Given task » Output the material beneath exactly, leaving nothing out.

Data for this task »
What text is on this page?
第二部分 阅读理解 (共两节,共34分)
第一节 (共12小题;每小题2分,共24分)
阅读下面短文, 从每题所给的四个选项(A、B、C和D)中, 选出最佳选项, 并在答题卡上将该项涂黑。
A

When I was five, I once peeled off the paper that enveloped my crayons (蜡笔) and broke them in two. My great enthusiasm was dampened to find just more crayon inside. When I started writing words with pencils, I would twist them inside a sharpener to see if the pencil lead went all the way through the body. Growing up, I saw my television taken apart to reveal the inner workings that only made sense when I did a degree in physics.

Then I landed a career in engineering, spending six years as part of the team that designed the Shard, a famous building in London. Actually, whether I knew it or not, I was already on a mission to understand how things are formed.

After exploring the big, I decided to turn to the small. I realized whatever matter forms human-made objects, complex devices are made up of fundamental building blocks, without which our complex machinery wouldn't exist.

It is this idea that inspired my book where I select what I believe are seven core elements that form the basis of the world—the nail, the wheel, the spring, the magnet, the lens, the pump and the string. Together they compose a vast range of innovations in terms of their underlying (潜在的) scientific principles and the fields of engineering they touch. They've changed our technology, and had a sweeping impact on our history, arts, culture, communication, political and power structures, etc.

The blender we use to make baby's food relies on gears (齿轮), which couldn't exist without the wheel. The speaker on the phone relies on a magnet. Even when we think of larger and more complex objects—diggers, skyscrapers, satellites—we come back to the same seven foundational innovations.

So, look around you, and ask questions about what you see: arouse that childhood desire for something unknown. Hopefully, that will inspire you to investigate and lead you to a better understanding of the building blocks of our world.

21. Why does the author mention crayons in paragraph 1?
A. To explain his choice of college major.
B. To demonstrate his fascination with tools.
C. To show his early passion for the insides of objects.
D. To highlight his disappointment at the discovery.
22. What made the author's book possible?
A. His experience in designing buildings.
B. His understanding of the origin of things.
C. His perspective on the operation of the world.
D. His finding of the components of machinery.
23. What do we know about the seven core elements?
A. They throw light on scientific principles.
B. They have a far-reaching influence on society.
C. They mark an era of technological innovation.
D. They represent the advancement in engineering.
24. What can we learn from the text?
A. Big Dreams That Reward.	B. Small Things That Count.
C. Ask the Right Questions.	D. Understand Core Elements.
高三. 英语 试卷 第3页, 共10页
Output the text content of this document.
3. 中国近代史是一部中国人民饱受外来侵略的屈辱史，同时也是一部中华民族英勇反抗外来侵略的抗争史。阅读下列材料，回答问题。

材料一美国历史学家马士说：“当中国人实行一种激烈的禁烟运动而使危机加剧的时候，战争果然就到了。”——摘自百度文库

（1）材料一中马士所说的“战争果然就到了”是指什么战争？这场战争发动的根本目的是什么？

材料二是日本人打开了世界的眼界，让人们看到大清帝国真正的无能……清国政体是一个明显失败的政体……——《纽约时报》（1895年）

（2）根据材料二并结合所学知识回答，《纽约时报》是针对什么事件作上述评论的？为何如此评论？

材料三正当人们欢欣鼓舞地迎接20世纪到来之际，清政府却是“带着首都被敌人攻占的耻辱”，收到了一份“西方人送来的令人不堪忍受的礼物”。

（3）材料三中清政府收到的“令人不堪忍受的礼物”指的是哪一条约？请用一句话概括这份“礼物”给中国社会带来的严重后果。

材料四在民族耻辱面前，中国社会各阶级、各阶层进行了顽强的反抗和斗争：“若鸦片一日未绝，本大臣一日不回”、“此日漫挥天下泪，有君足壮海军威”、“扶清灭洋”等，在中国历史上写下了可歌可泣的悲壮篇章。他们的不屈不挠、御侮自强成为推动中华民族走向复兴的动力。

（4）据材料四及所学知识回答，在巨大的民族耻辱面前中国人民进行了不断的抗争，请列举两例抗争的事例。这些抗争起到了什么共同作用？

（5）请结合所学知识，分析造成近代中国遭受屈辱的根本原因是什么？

Result of this task »
What text is on this page?
第二部分 阅读理解 (共两节,共34分)
第一节 (共12小题;每小题2分,共24分)
阅读下面短文, 从每题所给的四个选项(A、B、C和D)中, 选出最佳选项, 并在答题卡上将该项涂黑。
A

When I was five, I once peeled off the paper that enveloped my crayons (蜡笔) and broke them in two. My great enthusiasm was dampened to find just more crayon inside. When I started writing words with pencils, I would twist them inside a sharpener to see if the pencil lead went all the way through the body. Growing up, I saw my television taken apart to reveal the inner workings that only made sense when I did a degree in physics.

Then I landed a career in engineering, spending six years as part of the team that designed the Shard, a famous building in London. Actually, whether I knew it or not, I was already on a mission to understand how things are formed.

After exploring the big, I decided to turn to the small. I realized whatever matter forms human-made objects, complex devices are made up of fundamental building blocks, without which our complex machinery wouldn't exist.

It is this idea that inspired my book where I select what I believe are seven core elements that form the basis of the world—the nail, the wheel, the spring, the magnet, the lens, the pump and the string. Together they compose a vast range of innovations in terms of their underlying (潜在的) scientific principles and the fields of engineering they touch. They've changed our technology, and had a sweeping impact on our history, arts, culture, communication, political and power structures, etc.

The blender we use to make baby's food relies on gears (齿轮), which couldn't exist without the wheel. The speaker on the phone relies on a magnet. Even when we think of larger and more complex objects—diggers, skyscrapers, satellites—we come back to the same seven foundational innovations.

So, look around you, and ask questions about what you see: arouse that childhood desire for something unknown. Hopefully, that will inspire you to investigate and lead you to a better understanding of the building blocks of our world.

21. Why does the author mention crayons in paragraph 1?
A. To explain his choice of college major.
B. To demonstrate his fascination with tools.
C. To show his early passion for the insides of objects.
D. To highlight his disappointment at the discovery.
22. What made the author's book possible?
A. His experience in designing buildings.
B. His understanding of the origin of things.
C. His perspective on the operation of the world.
D. His finding of the components of machinery.
23. What do we know about the seven core elements?
A. They throw light on scientific principles.
B. They have a far-reaching influence on society.
C. They mark an era of technological innovation.
D. They represent the advancement in engineering.
24. What can we learn from the text?
A. Big Dreams That Reward.	B. Small Things That Count.
C. Ask the Right Questions.	D. Understand Core Elements.
高三. 英语 试卷 第3页, 共10页
Output the text content of this document.
3. 中国近代史是一部中国人民饱受外来侵略的屈辱史，同时也是一部中华民族英勇反抗外来侵略的抗争史。阅读下列材料，回答问题。

材料一美国历史学家马士说：“当中国人实行一种激烈的禁烟运动而使危机加剧的时候，战争果然就到了。”——摘自百度文库

（1）材料一中马士所说的“战争果然就到了”是指什么战争？这场战争发动的根本目的是什么？

材料二是日本人打开了世界的眼界，让人们看到大清帝国真正的无能……清国政体是一个明显失败的政体……——《纽约时报》（1895年）

（2）根据材料二并结合所学知识回答，《纽约时报》是针对什么事件作上述评论的？为何如此评论？

材料三正当人们欢欣鼓舞地迎接20世纪到来之际，清政府却是“带着首都被敌人攻占的耻辱”，收到了一份“西方人送来的令人不堪忍受的礼物”。

（3）材料三中清政府收到的“令人不堪忍受的礼物”指的是哪一条约？请用一句话概括这份“礼物”给中国社会带来的严重后果。

材料四在民族耻辱面前，中国社会各阶级、各阶层进行了顽强的反抗和斗争：“若鸦片一日未绝，本大臣一日不回”、“此日漫挥天下泪，有君足壮海军威”、“扶清灭洋”等，在中国历史上写下了可歌可泣的悲壮篇章。他们的不屈不挠、御侮自强成为推动中华民族走向复兴的动力。

（4）据材料四及所学知识回答，在巨大的民族耻辱面前中国人民进行了不断的抗争，请列举两例抗争的事例。这些抗争起到了什么共同作用？

（5）请结合所学知识，分析造成近代中国遭受屈辱的根本原因是什么？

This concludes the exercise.